===== Texto para leitura
As duas produções são totalmente antagônicas musicalmente. A música de Nancy é a visão de uma vítima. Já Madonna encarna uma assassina feminista passional.
I´m Addicted justifica as suspeitas de que o anagrama M.D.N.A significaria a droga tão famosa em boates (MDMA/Ecstasy). Traz uma batida eletropop viciante, com um refrão final certeiro. É como se Madonna injetasse em nossas veias os álbuns Confessions e Music de uma só vez.
Some Girls trouxe uma descartável mudança na voz de Madonna que a deixou radicalmente robótica. Fez a canção perder força apesar de trazer uma batida nova na carreira da cantora. Acabou se tornando o tipo de música pra correr na esteira da academia e só. Um desperdício.
Give Me All Your Luvin distoa do resto do cd. Mas há algo nela que é típico de uma música pop pegajosa. Traz a parceria com as cantoras M.I.A e Nick Minaj. Refrão fácil, mas que é essencialmente ácido e sarcástico.
Por falar em música pegajosa, Superstar é outra canção que tem um refrão bobo, mas que fica na cabeça por muito tempo. Tem a participação da filha Lola.
I Dont Give A vem com mais uma parceria da rapper Nick Minaj. Traz um pouco da fase boa de Bedtime Stories, circundando também o álbum Hard Candy. É uma nítida resposta para o ex-marido Guy Richtie e uma cutucada nas sósias atuais (como boa parte das canções de MDNA).
I´m a Sinner é um ode ao hedonismo. Refrão que gruda com uma composição deliciosamente safada. Os riffs de guitarra lembram um pouco as canções Ray Of Light e Beautifull Stranger. Lá no final soa uma batida funk e alguns sussurros contagiantes.
==========
===== Dados exibidos
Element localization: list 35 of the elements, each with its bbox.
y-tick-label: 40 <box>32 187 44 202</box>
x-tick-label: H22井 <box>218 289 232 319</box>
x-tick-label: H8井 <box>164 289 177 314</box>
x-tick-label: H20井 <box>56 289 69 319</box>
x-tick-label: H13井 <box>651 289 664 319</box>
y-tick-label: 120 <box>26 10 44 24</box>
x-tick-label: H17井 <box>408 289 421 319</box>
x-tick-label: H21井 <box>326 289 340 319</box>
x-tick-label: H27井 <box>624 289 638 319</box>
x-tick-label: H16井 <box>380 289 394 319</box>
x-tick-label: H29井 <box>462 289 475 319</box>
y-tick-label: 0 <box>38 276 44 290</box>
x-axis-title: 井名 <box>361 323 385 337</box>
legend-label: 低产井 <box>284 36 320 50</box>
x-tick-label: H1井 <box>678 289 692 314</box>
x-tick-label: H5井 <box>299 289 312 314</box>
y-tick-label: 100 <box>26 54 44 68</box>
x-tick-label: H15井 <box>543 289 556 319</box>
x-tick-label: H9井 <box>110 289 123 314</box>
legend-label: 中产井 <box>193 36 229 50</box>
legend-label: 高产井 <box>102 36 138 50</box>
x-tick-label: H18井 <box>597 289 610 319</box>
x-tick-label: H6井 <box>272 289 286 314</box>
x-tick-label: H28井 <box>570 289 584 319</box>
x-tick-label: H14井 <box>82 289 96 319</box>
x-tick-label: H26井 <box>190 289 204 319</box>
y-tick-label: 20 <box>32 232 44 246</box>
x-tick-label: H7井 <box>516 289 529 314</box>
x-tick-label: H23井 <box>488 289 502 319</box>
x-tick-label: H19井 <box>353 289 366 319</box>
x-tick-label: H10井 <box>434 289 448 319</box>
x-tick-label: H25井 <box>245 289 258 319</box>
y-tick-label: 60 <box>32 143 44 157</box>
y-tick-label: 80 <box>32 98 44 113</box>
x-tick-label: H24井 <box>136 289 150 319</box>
==========
*Tarefas a cumprir*:
[1] Reproduza fielmente o trecho da resenha sobre o álbum MDNA que começa em "Give Me All" e termina em "canções de MDNA).".
[2] Escreva a continuação da resenha sobre o álbum MDNA, começando logo depois da última frase apresentada.

*Respostas por tarefa*:
[1]
Give Me All Your Luvin distoa do resto do cd. Mas há algo nela que é típico de uma música pop pegajosa. Traz a parceria com as cantoras M.I.A e Nick Minaj. Refrão fácil, mas que é essencialmente ácido e sarcástico.
Por falar em música pegajosa, Superstar é outra canção que tem um refrão bobo, mas que fica na cabeça por muito tempo. Tem a participação da filha Lola.
I Dont Give A vem com mais uma parceria da rapper Nick Minaj. Traz um pouco da fase boa de Bedtime Stories, circundando também o álbum Hard Candy. É uma nítida resposta para o ex-marido Guy Richtie e uma cutucada nas sósias atuais (como boa parte das canções de MDNA).

[2]
Love Spent vem com duas versões no álbum comprado no Itunes. A original é aposta mais arriscada de Madonna. Sonoridade com uma batida que lembra um pouco o funk carioca, misturada ao eletropop europeu e ao rap norte-americano.
A música tem dois momentos musicalmente diferentes, mas que se acertam com os acordes de um banjo. Faz todo pop que você escutou até hoje parecer tão “reductive”.
Love Spent também tem uma versão acústica que inclui o hall de baladas românticas, seguidas por Masterpiece, Falling Free e I fucked up. Madonna insere uma sonoridade marcante com composições brilhantes. Repare que voz dela quase embarga de tristeza ao cantar Falling Free.
E I Fucked Up traz uma grande sacada musical. É como se a canção fosse tocada em LP, dando umas derrapadas de propósito. É o lado triste, um tanto melancólico do álbum. Essas canções mostram uma mulher que se apaixona perdidamente e que sofre como qualquer mortal. Resumindo: separe o vinho ou martini porque é fossa!
No meio das três baladas está Beautifull Killer pra não deixar ninguém cortar os pulsos durante a audição do CD. Aqui, Madonna codificou os genes dos álbuns Music, Ray Of Light e American Life. Só poderia resultar nessa canção poderosa.
Agora, só Madonna pra fazer a funkeira M.IA cantar o hino pop idiota, B-Day Song. Já Best Friend vai fazer muita gente lembrar de Hard Candy. No entanto, Madonna e Martin Solveig acertam na batida funk não deixando de lado o forte traço pop da cantora.
M.D.N.A demarca as características musicais hereditárias de uma cantora que abriu o caminho para tudo que se vê por aí no pop feminino hoje. Além disso, conseguiu ser tão atual e visionário como não se poderia imaginar.
De certa forma M.D.N.A, como foi o disco Bedstime Stories na sua respectiva época, é um álbum embrionário incrível. É um disco conflitante, mas não de forma pejorativa.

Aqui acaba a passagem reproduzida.